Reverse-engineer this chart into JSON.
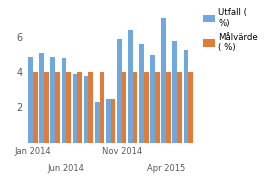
{
  "utfall": [
    4.9,
    5.1,
    4.9,
    4.8,
    3.9,
    3.8,
    2.3,
    2.5,
    5.9,
    6.4,
    5.6,
    5.0,
    7.1,
    5.8,
    5.3
  ],
  "malvarde": [
    4.0,
    4.0,
    4.0,
    4.0,
    4.0,
    4.0,
    4.0,
    2.5,
    4.0,
    4.0,
    4.0,
    4.0,
    4.0,
    4.0,
    4.0
  ],
  "bar_width": 0.42,
  "utfall_color": "#6fa8dc",
  "malvarde_color": "#e07b39",
  "ylim": [
    0,
    7.8
  ],
  "yticks": [
    2,
    4,
    6
  ],
  "bg_color": "#ffffff",
  "n": 15,
  "row1_ticks": [
    0,
    8
  ],
  "row1_labels": [
    "Jan 2014",
    "Nov 2014"
  ],
  "row2_ticks": [
    3,
    12
  ],
  "row2_labels": [
    "Jun 2014",
    "Apr 2015"
  ],
  "legend_labels": [
    "Utfall (\n%)",
    "Målvärde\n( %)"
  ],
  "ytick_fontsize": 7,
  "xtick_fontsize": 6.0
}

▬▬▬▬▬▬

Reproduce every line precisely as given, omitting all pictures.

• **Full solution**:
Reverse-engineer this chart into JSON.
{
  "utfall": [
    4.9,
    5.1,
    4.9,
    4.8,
    3.9,
    3.8,
    2.3,
    2.5,
    5.9,
    6.4,
    5.6,
    5.0,
    7.1,
    5.8,
    5.3
  ],
  "malvarde": [
    4.0,
    4.0,
    4.0,
    4.0,
    4.0,
    4.0,
    4.0,
    2.5,
    4.0,
    4.0,
    4.0,
    4.0,
    4.0,
    4.0,
    4.0
  ],
  "bar_width": 0.42,
  "utfall_color": "#6fa8dc",
  "malvarde_color": "#e07b39",
  "ylim": [
    0,
    7.8
  ],
  "yticks": [
    2,
    4,
    6
  ],
  "bg_color": "#ffffff",
  "n": 15,
  "row1_ticks": [
    0,
    8
  ],
  "row1_labels": [
    "Jan 2014",
    "Nov 2014"
  ],
  "row2_ticks": [
    3,
    12
  ],
  "row2_labels": [
    "Jun 2014",
    "Apr 2015"
  ],
  "legend_labels": [
    "Utfall (\n%)",
    "Målvärde\n( %)"
  ],
  "ytick_fontsize": 7,
  "xtick_fontsize": 6.0
}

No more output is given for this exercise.